What lines of the data hold the string "Joint"? Pull each one out.
-- begin Information given --
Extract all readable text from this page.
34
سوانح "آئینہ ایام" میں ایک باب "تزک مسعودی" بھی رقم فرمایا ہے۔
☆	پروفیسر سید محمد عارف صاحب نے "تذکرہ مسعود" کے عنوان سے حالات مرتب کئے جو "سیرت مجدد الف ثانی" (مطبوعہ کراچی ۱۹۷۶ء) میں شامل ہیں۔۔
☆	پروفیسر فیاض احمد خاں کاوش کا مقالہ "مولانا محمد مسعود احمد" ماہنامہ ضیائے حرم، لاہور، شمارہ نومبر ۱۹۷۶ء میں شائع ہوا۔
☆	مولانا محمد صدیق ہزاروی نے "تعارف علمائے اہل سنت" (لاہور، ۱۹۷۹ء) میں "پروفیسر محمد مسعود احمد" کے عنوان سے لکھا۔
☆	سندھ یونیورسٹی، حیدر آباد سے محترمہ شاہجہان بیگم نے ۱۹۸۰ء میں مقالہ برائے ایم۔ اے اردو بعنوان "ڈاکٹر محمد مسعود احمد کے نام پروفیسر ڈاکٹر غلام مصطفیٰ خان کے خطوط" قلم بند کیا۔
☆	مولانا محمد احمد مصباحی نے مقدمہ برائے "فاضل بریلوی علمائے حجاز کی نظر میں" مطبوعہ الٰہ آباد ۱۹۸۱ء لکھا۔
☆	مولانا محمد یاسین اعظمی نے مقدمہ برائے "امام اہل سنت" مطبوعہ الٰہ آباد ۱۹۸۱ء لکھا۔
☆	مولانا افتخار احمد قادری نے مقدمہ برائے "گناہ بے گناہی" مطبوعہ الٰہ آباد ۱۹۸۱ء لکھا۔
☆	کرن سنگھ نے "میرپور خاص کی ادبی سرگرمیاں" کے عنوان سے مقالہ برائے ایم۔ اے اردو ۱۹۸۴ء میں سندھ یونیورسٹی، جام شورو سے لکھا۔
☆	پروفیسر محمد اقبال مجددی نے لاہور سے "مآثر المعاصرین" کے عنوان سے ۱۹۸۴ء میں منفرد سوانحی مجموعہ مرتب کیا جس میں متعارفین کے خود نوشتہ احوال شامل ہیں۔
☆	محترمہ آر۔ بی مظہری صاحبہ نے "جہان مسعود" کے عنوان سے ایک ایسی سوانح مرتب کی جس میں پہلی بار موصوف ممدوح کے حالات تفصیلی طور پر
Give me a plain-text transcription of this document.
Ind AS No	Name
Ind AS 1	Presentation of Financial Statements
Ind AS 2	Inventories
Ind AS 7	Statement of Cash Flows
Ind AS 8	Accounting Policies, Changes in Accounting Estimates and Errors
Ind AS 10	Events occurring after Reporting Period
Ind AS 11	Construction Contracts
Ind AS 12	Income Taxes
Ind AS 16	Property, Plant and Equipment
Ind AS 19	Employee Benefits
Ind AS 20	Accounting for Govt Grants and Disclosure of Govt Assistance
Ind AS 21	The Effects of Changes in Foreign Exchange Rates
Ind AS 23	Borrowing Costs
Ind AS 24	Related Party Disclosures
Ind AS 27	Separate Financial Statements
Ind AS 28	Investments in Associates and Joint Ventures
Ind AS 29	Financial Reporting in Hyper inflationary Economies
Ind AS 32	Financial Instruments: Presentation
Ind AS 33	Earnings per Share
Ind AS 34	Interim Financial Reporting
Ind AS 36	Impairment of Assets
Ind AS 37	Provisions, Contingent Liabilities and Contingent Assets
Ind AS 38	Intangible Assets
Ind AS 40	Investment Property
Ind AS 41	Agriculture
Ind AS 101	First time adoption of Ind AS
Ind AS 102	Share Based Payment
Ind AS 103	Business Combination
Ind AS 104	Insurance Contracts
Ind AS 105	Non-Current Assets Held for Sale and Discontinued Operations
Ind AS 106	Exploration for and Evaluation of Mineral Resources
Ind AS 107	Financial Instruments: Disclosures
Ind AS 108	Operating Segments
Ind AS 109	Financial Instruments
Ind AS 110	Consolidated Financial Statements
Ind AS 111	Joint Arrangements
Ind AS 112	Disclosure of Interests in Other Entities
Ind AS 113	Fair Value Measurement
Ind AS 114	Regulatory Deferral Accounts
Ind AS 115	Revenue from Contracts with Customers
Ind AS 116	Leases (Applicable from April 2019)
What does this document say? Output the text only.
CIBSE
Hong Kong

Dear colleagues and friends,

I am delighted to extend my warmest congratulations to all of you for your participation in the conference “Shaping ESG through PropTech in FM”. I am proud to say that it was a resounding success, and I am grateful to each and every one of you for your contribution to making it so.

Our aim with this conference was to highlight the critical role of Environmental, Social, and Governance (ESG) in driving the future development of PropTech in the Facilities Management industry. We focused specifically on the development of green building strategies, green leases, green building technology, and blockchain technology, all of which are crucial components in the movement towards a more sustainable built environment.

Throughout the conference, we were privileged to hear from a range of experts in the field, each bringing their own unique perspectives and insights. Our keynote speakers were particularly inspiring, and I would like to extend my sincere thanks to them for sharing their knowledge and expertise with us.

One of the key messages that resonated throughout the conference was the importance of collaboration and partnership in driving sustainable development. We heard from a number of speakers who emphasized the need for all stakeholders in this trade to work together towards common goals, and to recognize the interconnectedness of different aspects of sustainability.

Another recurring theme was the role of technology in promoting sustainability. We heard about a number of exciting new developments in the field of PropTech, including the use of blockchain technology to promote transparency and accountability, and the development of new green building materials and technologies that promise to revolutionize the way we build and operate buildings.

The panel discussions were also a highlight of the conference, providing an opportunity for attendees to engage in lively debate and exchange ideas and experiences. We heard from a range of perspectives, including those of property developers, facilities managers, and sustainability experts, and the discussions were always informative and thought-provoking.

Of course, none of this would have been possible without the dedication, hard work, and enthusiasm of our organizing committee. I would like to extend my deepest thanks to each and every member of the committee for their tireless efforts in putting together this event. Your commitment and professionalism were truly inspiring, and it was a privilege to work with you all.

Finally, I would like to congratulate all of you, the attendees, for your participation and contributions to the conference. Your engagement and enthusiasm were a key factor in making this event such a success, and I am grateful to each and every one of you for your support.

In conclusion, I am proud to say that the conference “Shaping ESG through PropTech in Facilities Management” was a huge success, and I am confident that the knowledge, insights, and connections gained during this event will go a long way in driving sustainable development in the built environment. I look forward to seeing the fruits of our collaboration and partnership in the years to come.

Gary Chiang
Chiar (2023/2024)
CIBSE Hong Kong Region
-- end Information given --
*Answer to the task*.
Ind AS 28	Investments in Associates and Joint Ventures
Ind AS 111	Joint Arrangements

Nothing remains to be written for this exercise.